##### LISTED RECORDS #####

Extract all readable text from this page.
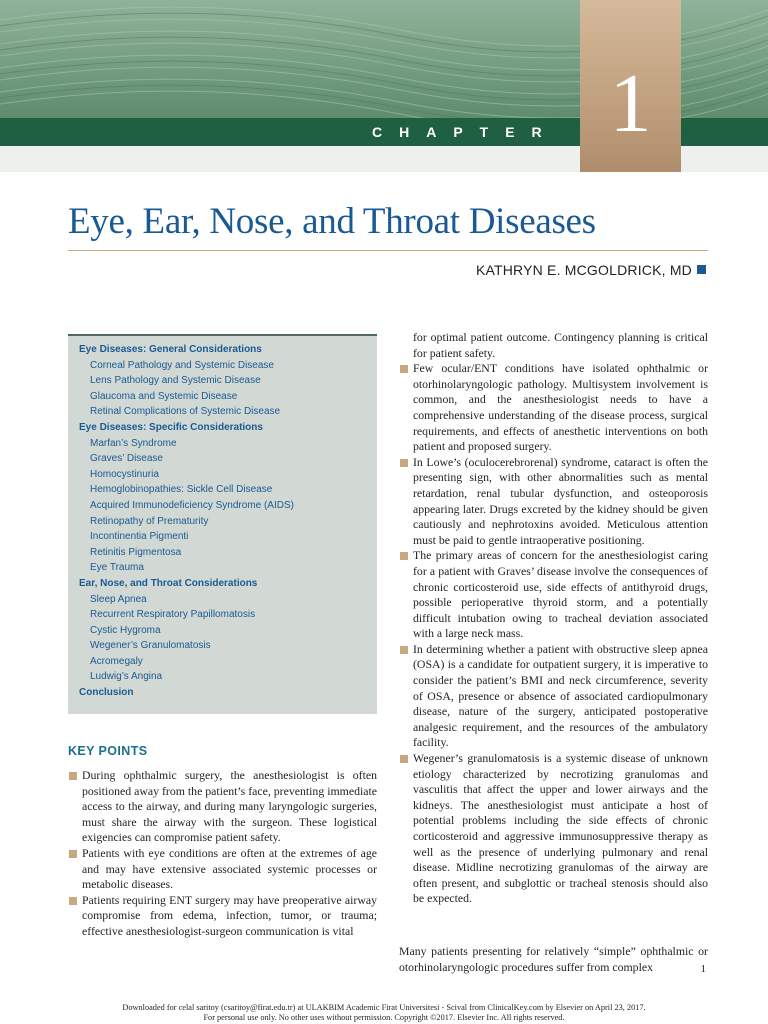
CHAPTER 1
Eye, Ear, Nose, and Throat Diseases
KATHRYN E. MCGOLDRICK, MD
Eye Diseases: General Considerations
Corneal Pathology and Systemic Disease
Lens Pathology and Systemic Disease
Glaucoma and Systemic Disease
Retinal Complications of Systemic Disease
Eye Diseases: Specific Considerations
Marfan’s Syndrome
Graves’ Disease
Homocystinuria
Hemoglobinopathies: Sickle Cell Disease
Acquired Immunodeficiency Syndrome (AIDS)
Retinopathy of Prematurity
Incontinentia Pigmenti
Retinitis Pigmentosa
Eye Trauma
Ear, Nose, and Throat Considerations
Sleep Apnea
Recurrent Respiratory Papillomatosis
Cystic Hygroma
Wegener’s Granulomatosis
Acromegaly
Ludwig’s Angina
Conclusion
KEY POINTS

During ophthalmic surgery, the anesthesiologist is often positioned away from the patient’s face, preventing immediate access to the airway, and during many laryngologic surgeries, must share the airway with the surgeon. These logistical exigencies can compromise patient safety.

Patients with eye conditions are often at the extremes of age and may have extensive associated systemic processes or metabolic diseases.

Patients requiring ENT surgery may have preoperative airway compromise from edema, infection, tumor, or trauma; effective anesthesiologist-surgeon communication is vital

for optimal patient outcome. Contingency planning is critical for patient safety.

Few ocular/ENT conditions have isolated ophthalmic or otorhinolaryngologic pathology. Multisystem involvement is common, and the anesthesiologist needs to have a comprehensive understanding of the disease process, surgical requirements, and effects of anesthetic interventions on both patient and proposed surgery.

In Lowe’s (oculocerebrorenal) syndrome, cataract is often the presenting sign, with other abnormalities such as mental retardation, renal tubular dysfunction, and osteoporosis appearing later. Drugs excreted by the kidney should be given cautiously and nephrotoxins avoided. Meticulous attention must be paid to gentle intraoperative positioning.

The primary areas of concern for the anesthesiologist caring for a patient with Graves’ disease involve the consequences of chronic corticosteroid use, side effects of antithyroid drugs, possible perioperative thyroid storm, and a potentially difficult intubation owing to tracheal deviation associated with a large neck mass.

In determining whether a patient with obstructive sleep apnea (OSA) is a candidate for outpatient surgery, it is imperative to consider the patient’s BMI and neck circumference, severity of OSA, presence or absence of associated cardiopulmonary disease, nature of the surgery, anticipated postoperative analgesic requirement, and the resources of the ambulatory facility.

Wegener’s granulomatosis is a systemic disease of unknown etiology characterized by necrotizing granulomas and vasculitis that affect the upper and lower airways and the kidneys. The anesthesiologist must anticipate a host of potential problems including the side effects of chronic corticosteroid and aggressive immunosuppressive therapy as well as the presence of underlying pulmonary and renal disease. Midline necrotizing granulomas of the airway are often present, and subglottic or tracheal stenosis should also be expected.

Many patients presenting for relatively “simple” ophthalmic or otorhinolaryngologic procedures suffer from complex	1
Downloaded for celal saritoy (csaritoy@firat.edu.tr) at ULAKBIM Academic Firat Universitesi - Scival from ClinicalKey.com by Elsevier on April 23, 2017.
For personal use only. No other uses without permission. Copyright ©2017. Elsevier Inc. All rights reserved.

#####

Reproduce every line above that contains the string "compromise".

■ SOLUTION FOR THIS TASK ■
During ophthalmic surgery, the anesthesiologist is often positioned away from the patient’s face, preventing immediate access to the airway, and during many laryngologic surgeries, must share the airway with the surgeon. These logistical exigencies can compromise patient safety.
Patients requiring ENT surgery may have preoperative airway compromise from edema, infection, tumor, or trauma; effective anesthesiologist-surgeon communication is vital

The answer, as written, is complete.